* _EXTRACT_:

---+---

The health care industry is promising cost reductions.  My Cato Institute colleague Michael Cannon warns us that the health care industry is not negotiating its surrender.  Rather, it is negotiating our surrender--or at least the surrender of our money.

Writes Cannon:

So it may be that the industry's overture is actually an effort to cook the books by ganging up on the CBO: "See, you silly number-crunchers? Even the industry believes these reforms will reduce spending."

What's in it for the industry? Universal coverage gives them a huge revenue boost in the short term - and then every lobbyist at today's White House media event will fight those spending reductions over the long term.

The industry isn't negotiating its surrender - they're negotiating the surrender of even more of our money.

View all comments (19) | Leave a comment

Pingback| 5.11.09 @ 3:04PM

Negotiating Our Surrender | But As For Me links to this page. Here’s an excerpt:

Negotiating Our Surrender | But As For Me • TWITTER But As For

Gabe| 5.11.09 @ 4:57PM

The irony is almost too rich to believe: conservatives getting angry at their corporate friends for trying to maximize profits at the expense of the taxpayer! I'm loving it!

Tom Paine| 5.11.09 @ 7:04PM

Gabe --

"Conservatives" today are only happy if the middle class is getting screwed. Modern day "conservatism" is just the enforcing of humiliating consequences for any working people who hope to see a doctor, buy a house, or send their children to college. It is a corporatist sham, and bunko, fraudulant rip-off.

BD57| 5.11.09 @ 7:48PM

One of the great thing about trolls - - - - we get to see how the insecure make themselves feel good .... tearing down those they think SHOULD feel inferior to them.

Tommy - anytime you want to write your neighbor a check for all his medical bills, so he won't be 'screwed', you're free to do so. But, as usual, you want to be generous with other people's money.

Tom Paine| 5.11.09 @ 7:57PM

BD57 --

Do you have any idea how many people go bankrupt every year because of medical bills?

It's a disgrace. The U.S. has the resources to have the best health system in the world, and yet we get less for every dollar spent on health care then all of the other industrialized democracies. It's insane.

---+---

* _SOURCE MATERIAL_:

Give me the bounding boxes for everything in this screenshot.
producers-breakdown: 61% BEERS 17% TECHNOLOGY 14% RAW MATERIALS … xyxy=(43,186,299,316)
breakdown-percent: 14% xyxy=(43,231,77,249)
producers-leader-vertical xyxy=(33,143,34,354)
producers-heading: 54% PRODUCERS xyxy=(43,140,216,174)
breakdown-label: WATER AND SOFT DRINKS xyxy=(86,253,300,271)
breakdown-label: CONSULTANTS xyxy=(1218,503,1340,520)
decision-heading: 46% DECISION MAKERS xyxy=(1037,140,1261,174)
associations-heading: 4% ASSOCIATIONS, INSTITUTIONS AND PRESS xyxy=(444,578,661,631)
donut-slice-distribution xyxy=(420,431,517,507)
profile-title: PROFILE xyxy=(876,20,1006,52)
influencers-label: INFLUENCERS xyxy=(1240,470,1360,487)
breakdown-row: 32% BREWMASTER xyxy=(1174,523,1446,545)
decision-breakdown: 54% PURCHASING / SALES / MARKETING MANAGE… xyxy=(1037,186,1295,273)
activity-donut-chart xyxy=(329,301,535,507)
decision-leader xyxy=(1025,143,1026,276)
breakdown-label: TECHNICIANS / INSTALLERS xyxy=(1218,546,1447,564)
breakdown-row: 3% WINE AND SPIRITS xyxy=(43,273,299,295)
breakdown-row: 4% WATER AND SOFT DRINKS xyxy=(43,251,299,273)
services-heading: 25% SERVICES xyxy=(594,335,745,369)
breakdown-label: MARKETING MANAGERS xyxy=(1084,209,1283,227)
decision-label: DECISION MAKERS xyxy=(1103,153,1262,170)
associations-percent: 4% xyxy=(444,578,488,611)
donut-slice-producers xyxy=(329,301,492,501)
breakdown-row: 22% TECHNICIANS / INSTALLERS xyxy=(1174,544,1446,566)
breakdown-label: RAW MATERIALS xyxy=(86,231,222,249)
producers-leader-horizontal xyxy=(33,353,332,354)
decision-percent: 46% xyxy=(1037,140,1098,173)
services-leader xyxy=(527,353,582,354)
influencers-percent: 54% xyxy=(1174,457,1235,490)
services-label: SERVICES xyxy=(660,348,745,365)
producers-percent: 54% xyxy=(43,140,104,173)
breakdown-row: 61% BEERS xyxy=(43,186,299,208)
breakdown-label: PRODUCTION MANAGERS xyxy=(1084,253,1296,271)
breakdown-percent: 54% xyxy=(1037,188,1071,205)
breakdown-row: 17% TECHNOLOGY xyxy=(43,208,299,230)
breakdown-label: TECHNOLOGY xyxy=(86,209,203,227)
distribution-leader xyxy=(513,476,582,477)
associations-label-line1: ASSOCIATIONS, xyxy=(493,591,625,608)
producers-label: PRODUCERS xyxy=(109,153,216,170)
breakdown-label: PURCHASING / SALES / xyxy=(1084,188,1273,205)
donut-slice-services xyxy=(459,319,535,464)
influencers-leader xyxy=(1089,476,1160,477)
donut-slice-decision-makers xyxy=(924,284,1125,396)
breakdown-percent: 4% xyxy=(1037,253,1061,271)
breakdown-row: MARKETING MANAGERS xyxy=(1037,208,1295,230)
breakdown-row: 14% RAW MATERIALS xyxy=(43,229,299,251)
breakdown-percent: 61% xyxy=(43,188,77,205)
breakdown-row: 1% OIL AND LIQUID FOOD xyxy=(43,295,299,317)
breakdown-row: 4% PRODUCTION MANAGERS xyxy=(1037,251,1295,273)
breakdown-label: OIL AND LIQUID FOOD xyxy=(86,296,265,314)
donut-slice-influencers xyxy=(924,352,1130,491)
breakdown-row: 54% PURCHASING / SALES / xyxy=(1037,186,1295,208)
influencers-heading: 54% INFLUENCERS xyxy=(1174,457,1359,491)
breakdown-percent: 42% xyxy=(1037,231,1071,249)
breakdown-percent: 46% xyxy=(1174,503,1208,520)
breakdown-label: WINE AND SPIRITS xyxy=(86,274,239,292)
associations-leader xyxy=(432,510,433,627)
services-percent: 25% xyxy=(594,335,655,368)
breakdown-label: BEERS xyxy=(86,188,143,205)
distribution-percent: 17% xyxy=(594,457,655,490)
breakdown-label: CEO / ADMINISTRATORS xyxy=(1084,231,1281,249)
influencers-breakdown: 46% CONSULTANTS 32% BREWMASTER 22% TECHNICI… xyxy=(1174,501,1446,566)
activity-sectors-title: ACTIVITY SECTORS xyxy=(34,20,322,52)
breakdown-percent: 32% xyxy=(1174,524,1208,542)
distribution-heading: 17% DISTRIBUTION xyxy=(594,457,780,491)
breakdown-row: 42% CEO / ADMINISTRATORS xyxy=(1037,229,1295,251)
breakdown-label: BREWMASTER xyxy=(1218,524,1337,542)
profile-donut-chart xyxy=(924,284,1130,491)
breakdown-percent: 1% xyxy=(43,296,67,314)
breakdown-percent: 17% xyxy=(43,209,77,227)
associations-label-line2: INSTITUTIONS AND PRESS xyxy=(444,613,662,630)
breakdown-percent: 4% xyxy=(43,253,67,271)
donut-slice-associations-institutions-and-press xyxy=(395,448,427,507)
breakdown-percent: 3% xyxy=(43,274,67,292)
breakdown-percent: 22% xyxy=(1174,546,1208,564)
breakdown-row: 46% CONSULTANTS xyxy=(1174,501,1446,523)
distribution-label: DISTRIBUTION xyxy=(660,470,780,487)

---+---

* _TASK 1_:
In the health care post, what does universal coverage give the industry in the short term?
* _TASK 2_:
Reproduce the part of the health care post between "Tom Paine| 5.11.09 @ 7:57PM" and "democracies. It's insane.", inclusive.
* _TASK 3_:
Rewrite the paragraph of the health care post that begins "What's in it for the industry?" more briefly, keeping its main facts.

* _ANSWER SPACE 1_:
A huge revenue boost.

* _ANSWER SPACE 2_:
Tom Paine| 5.11.09 @ 7:57PM

BD57 --

Do you have any idea how many people go bankrupt every year because of medical bills?

It's a disgrace. The U.S. has the resources to have the best health system in the world, and yet we get less for every dollar spent on health care then all of the other industrialized democracies. It's insane.

* _ANSWER SPACE 3_:
Universal coverage would bring the industry a large short-term revenue gain, and every lobbyist at that day's White House media event would later fight the promised spending reductions.